● Required task
Transcribe each line of the records below exactly, excluding any embedded images.

[start Recorded information]

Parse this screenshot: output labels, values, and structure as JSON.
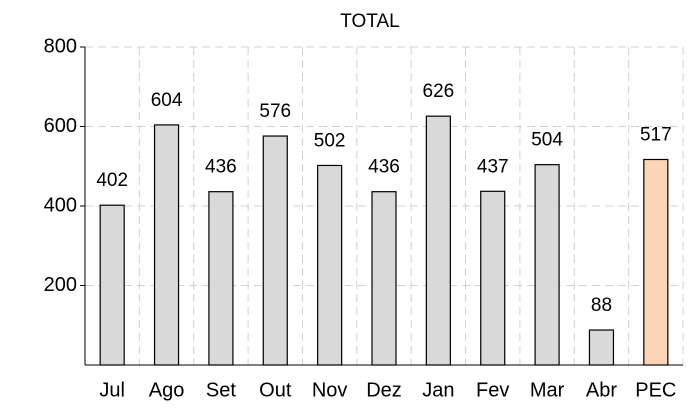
{
  "chart_data": {
    "type": "bar",
    "title": "TOTAL",
    "categories": [
      "Jul",
      "Ago",
      "Set",
      "Out",
      "Nov",
      "Dez",
      "Jan",
      "Fev",
      "Mar",
      "Abr",
      "PEC"
    ],
    "values": [
      402,
      604,
      436,
      576,
      502,
      436,
      626,
      437,
      504,
      88,
      517
    ],
    "colors": [
      "#d9d9d9",
      "#d9d9d9",
      "#d9d9d9",
      "#d9d9d9",
      "#d9d9d9",
      "#d9d9d9",
      "#d9d9d9",
      "#d9d9d9",
      "#d9d9d9",
      "#d9d9d9",
      "#fbd5b5"
    ],
    "ylim": [
      0,
      800
    ],
    "yticks": [
      200,
      400,
      600,
      800
    ],
    "grid": true
  }
}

[end Recorded information]

● Result
Parse this screenshot: output labels, values, and structure as JSON.
{
  "chart_data": {
    "type": "bar",
    "title": "TOTAL",
    "categories": [
      "Jul",
      "Ago",
      "Set",
      "Out",
      "Nov",
      "Dez",
      "Jan",
      "Fev",
      "Mar",
      "Abr",
      "PEC"
    ],
    "values": [
      402,
      604,
      436,
      576,
      502,
      436,
      626,
      437,
      504,
      88,
      517
    ],
    "colors": [
      "#d9d9d9",
      "#d9d9d9",
      "#d9d9d9",
      "#d9d9d9",
      "#d9d9d9",
      "#d9d9d9",
      "#d9d9d9",
      "#d9d9d9",
      "#d9d9d9",
      "#d9d9d9",
      "#fbd5b5"
    ],
    "ylim": [
      0,
      800
    ],
    "yticks": [
      200,
      400,
      600,
      800
    ],
    "grid": true
  }
}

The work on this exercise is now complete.